Exercise instructions: Your task is to output the data exactly as it stands.
-=-=-=-=-
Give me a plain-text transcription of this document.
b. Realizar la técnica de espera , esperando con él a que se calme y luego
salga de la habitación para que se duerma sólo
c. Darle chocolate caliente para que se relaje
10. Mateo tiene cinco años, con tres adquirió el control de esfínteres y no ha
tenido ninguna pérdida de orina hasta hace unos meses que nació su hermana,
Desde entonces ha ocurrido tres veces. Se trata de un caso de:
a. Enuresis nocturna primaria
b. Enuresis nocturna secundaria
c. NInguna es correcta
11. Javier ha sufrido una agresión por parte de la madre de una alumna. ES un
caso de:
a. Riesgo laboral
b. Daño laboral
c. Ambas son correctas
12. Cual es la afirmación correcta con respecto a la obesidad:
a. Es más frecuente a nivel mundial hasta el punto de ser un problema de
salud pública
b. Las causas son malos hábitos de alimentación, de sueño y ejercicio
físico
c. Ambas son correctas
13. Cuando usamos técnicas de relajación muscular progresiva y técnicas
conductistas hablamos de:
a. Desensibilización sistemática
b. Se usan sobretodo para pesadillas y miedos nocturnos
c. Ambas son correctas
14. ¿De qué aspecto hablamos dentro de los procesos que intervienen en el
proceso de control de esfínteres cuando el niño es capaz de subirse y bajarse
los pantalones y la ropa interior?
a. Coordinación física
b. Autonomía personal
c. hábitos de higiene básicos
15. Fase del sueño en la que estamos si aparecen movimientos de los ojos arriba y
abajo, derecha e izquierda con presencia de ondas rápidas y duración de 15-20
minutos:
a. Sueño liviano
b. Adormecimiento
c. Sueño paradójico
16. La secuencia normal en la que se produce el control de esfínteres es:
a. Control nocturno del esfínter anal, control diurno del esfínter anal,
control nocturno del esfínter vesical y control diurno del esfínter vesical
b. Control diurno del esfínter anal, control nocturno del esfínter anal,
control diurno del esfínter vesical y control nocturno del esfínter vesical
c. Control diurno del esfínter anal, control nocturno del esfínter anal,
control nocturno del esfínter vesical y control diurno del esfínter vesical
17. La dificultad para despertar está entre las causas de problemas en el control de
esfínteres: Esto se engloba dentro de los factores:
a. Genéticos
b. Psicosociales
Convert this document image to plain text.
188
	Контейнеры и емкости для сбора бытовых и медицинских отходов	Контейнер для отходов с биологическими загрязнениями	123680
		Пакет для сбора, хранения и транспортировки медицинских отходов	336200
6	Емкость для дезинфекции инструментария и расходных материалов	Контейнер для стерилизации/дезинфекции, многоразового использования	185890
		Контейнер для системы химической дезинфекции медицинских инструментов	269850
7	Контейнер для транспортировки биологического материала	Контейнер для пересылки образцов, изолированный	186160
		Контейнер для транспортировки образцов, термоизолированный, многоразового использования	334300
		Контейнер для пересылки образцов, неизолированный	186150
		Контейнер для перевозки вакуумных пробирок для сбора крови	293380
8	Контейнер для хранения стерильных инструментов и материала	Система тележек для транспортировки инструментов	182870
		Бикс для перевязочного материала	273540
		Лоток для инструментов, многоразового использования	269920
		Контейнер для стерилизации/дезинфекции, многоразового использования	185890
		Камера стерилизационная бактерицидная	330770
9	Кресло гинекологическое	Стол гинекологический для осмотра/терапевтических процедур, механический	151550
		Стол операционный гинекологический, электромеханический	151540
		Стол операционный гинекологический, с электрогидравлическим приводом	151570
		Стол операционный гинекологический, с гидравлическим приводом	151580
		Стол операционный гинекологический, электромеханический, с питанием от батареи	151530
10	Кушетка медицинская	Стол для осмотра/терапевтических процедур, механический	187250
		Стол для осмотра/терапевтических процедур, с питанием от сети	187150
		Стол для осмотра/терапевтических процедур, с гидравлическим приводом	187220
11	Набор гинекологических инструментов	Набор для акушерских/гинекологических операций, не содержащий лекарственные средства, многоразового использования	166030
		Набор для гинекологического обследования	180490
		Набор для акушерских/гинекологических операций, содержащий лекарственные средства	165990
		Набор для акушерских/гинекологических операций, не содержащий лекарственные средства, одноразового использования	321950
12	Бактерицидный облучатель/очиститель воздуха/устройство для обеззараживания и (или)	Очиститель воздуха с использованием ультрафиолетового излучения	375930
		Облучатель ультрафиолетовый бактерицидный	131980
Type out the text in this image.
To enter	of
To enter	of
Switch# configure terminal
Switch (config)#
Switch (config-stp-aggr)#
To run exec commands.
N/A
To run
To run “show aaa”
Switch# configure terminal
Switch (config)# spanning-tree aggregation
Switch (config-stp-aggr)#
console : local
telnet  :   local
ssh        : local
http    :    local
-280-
-=-=-=-=-
Exercise output:
Give me a plain-text transcription of this document.
b. Realizar la técnica de espera , esperando con él a que se calme y luego
salga de la habitación para que se duerma sólo
c. Darle chocolate caliente para que se relaje
10. Mateo tiene cinco años, con tres adquirió el control de esfínteres y no ha
tenido ninguna pérdida de orina hasta hace unos meses que nació su hermana,
Desde entonces ha ocurrido tres veces. Se trata de un caso de:
a. Enuresis nocturna primaria
b. Enuresis nocturna secundaria
c. NInguna es correcta
11. Javier ha sufrido una agresión por parte de la madre de una alumna. ES un
caso de:
a. Riesgo laboral
b. Daño laboral
c. Ambas son correctas
12. Cual es la afirmación correcta con respecto a la obesidad:
a. Es más frecuente a nivel mundial hasta el punto de ser un problema de
salud pública
b. Las causas son malos hábitos de alimentación, de sueño y ejercicio
físico
c. Ambas son correctas
13. Cuando usamos técnicas de relajación muscular progresiva y técnicas
conductistas hablamos de:
a. Desensibilización sistemática
b. Se usan sobretodo para pesadillas y miedos nocturnos
c. Ambas son correctas
14. ¿De qué aspecto hablamos dentro de los procesos que intervienen en el
proceso de control de esfínteres cuando el niño es capaz de subirse y bajarse
los pantalones y la ropa interior?
a. Coordinación física
b. Autonomía personal
c. hábitos de higiene básicos
15. Fase del sueño en la que estamos si aparecen movimientos de los ojos arriba y
abajo, derecha e izquierda con presencia de ondas rápidas y duración de 15-20
minutos:
a. Sueño liviano
b. Adormecimiento
c. Sueño paradójico
16. La secuencia normal en la que se produce el control de esfínteres es:
a. Control nocturno del esfínter anal, control diurno del esfínter anal,
control nocturno del esfínter vesical y control diurno del esfínter vesical
b. Control diurno del esfínter anal, control nocturno del esfínter anal,
control diurno del esfínter vesical y control nocturno del esfínter vesical
c. Control diurno del esfínter anal, control nocturno del esfínter anal,
control nocturno del esfínter vesical y control diurno del esfínter vesical
17. La dificultad para despertar está entre las causas de problemas en el control de
esfínteres: Esto se engloba dentro de los factores:
a. Genéticos
b. Psicosociales
Convert this document image to plain text.
188
	Контейнеры и емкости для сбора бытовых и медицинских отходов	Контейнер для отходов с биологическими загрязнениями	123680
		Пакет для сбора, хранения и транспортировки медицинских отходов	336200
6	Емкость для дезинфекции инструментария и расходных материалов	Контейнер для стерилизации/дезинфекции, многоразового использования	185890
		Контейнер для системы химической дезинфекции медицинских инструментов	269850
7	Контейнер для транспортировки биологического материала	Контейнер для пересылки образцов, изолированный	186160
		Контейнер для транспортировки образцов, термоизолированный, многоразового использования	334300
		Контейнер для пересылки образцов, неизолированный	186150
		Контейнер для перевозки вакуумных пробирок для сбора крови	293380
8	Контейнер для хранения стерильных инструментов и материала	Система тележек для транспортировки инструментов	182870
		Бикс для перевязочного материала	273540
		Лоток для инструментов, многоразового использования	269920
		Контейнер для стерилизации/дезинфекции, многоразового использования	185890
		Камера стерилизационная бактерицидная	330770
9	Кресло гинекологическое	Стол гинекологический для осмотра/терапевтических процедур, механический	151550
		Стол операционный гинекологический, электромеханический	151540
		Стол операционный гинекологический, с электрогидравлическим приводом	151570
		Стол операционный гинекологический, с гидравлическим приводом	151580
		Стол операционный гинекологический, электромеханический, с питанием от батареи	151530
10	Кушетка медицинская	Стол для осмотра/терапевтических процедур, механический	187250
		Стол для осмотра/терапевтических процедур, с питанием от сети	187150
		Стол для осмотра/терапевтических процедур, с гидравлическим приводом	187220
11	Набор гинекологических инструментов	Набор для акушерских/гинекологических операций, не содержащий лекарственные средства, многоразового использования	166030
		Набор для гинекологического обследования	180490
		Набор для акушерских/гинекологических операций, содержащий лекарственные средства	165990
		Набор для акушерских/гинекологических операций, не содержащий лекарственные средства, одноразового использования	321950
12	Бактерицидный облучатель/очиститель воздуха/устройство для обеззараживания и (или)	Очиститель воздуха с использованием ультрафиолетового излучения	375930
		Облучатель ультрафиолетовый бактерицидный	131980
Type out the text in this image.
To enter	of
To enter	of
Switch# configure terminal
Switch (config)#
Switch (config-stp-aggr)#
To run exec commands.
N/A
To run
To run “show aaa”
Switch# configure terminal
Switch (config)# spanning-tree aggregation
Switch (config-stp-aggr)#
console : local
telnet  :   local
ssh        : local
http    :    local
-280-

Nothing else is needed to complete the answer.